Give back the whole listing exactly as shown.

>> start

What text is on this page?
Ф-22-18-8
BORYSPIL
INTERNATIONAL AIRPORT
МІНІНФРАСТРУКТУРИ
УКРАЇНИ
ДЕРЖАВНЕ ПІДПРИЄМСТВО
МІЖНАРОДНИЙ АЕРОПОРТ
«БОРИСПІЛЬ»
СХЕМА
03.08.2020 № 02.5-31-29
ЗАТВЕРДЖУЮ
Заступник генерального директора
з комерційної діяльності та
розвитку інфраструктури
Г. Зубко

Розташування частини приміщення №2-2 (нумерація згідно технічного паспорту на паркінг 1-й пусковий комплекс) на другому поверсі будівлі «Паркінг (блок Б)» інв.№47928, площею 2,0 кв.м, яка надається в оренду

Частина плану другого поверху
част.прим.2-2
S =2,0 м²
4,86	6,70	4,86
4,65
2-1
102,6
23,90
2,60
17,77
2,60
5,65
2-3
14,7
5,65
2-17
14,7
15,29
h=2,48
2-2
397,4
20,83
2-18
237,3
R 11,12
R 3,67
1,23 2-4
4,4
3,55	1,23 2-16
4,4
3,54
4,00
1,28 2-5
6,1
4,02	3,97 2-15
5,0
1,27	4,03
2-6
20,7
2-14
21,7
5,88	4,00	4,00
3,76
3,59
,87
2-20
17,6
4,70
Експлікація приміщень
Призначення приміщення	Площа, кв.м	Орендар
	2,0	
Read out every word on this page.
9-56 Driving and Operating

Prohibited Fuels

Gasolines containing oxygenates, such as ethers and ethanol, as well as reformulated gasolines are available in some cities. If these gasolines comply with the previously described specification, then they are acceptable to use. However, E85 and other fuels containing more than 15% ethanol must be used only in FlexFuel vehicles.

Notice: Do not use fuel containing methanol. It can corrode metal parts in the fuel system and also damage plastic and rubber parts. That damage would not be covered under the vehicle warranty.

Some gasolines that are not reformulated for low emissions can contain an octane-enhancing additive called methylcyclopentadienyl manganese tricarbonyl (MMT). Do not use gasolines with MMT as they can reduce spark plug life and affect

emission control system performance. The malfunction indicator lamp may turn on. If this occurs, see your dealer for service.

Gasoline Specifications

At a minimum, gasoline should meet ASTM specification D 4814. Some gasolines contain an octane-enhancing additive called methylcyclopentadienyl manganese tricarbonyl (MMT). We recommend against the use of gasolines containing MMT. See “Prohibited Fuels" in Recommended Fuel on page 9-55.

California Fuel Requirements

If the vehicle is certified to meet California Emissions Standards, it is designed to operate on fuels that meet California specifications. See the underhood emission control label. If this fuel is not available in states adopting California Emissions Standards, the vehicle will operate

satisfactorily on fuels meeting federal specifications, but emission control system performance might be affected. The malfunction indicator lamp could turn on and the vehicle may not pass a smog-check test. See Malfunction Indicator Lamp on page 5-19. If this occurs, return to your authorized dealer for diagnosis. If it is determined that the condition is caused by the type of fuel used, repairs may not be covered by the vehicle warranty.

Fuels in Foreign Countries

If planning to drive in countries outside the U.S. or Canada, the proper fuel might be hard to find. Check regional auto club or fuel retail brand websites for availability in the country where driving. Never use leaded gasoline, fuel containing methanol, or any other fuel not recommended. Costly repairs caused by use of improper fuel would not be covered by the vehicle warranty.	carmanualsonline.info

>> end

Reply to the exercise
What text is on this page?
Ф-22-18-8
BORYSPIL
INTERNATIONAL AIRPORT
МІНІНФРАСТРУКТУРИ
УКРАЇНИ
ДЕРЖАВНЕ ПІДПРИЄМСТВО
МІЖНАРОДНИЙ АЕРОПОРТ
«БОРИСПІЛЬ»
СХЕМА
03.08.2020 № 02.5-31-29
ЗАТВЕРДЖУЮ
Заступник генерального директора
з комерційної діяльності та
розвитку інфраструктури
Г. Зубко

Розташування частини приміщення №2-2 (нумерація згідно технічного паспорту на паркінг 1-й пусковий комплекс) на другому поверсі будівлі «Паркінг (блок Б)» інв.№47928, площею 2,0 кв.м, яка надається в оренду

Частина плану другого поверху
част.прим.2-2
S =2,0 м²
4,86	6,70	4,86
4,65
2-1
102,6
23,90
2,60
17,77
2,60
5,65
2-3
14,7
5,65
2-17
14,7
15,29
h=2,48
2-2
397,4
20,83
2-18
237,3
R 11,12
R 3,67
1,23 2-4
4,4
3,55	1,23 2-16
4,4
3,54
4,00
1,28 2-5
6,1
4,02	3,97 2-15
5,0
1,27	4,03
2-6
20,7
2-14
21,7
5,88	4,00	4,00
3,76
3,59
,87
2-20
17,6
4,70
Експлікація приміщень
Призначення приміщення	Площа, кв.м	Орендар
	2,0	
Read out every word on this page.
9-56 Driving and Operating

Prohibited Fuels

Gasolines containing oxygenates, such as ethers and ethanol, as well as reformulated gasolines are available in some cities. If these gasolines comply with the previously described specification, then they are acceptable to use. However, E85 and other fuels containing more than 15% ethanol must be used only in FlexFuel vehicles.

Notice: Do not use fuel containing methanol. It can corrode metal parts in the fuel system and also damage plastic and rubber parts. That damage would not be covered under the vehicle warranty.

Some gasolines that are not reformulated for low emissions can contain an octane-enhancing additive called methylcyclopentadienyl manganese tricarbonyl (MMT). Do not use gasolines with MMT as they can reduce spark plug life and affect

emission control system performance. The malfunction indicator lamp may turn on. If this occurs, see your dealer for service.

Gasoline Specifications

At a minimum, gasoline should meet ASTM specification D 4814. Some gasolines contain an octane-enhancing additive called methylcyclopentadienyl manganese tricarbonyl (MMT). We recommend against the use of gasolines containing MMT. See “Prohibited Fuels" in Recommended Fuel on page 9-55.

California Fuel Requirements

If the vehicle is certified to meet California Emissions Standards, it is designed to operate on fuels that meet California specifications. See the underhood emission control label. If this fuel is not available in states adopting California Emissions Standards, the vehicle will operate

satisfactorily on fuels meeting federal specifications, but emission control system performance might be affected. The malfunction indicator lamp could turn on and the vehicle may not pass a smog-check test. See Malfunction Indicator Lamp on page 5-19. If this occurs, return to your authorized dealer for diagnosis. If it is determined that the condition is caused by the type of fuel used, repairs may not be covered by the vehicle warranty.

Fuels in Foreign Countries

If planning to drive in countries outside the U.S. or Canada, the proper fuel might be hard to find. Check regional auto club or fuel retail brand websites for availability in the country where driving. Never use leaded gasoline, fuel containing methanol, or any other fuel not recommended. Costly repairs caused by use of improper fuel would not be covered by the vehicle warranty.	carmanualsonline.info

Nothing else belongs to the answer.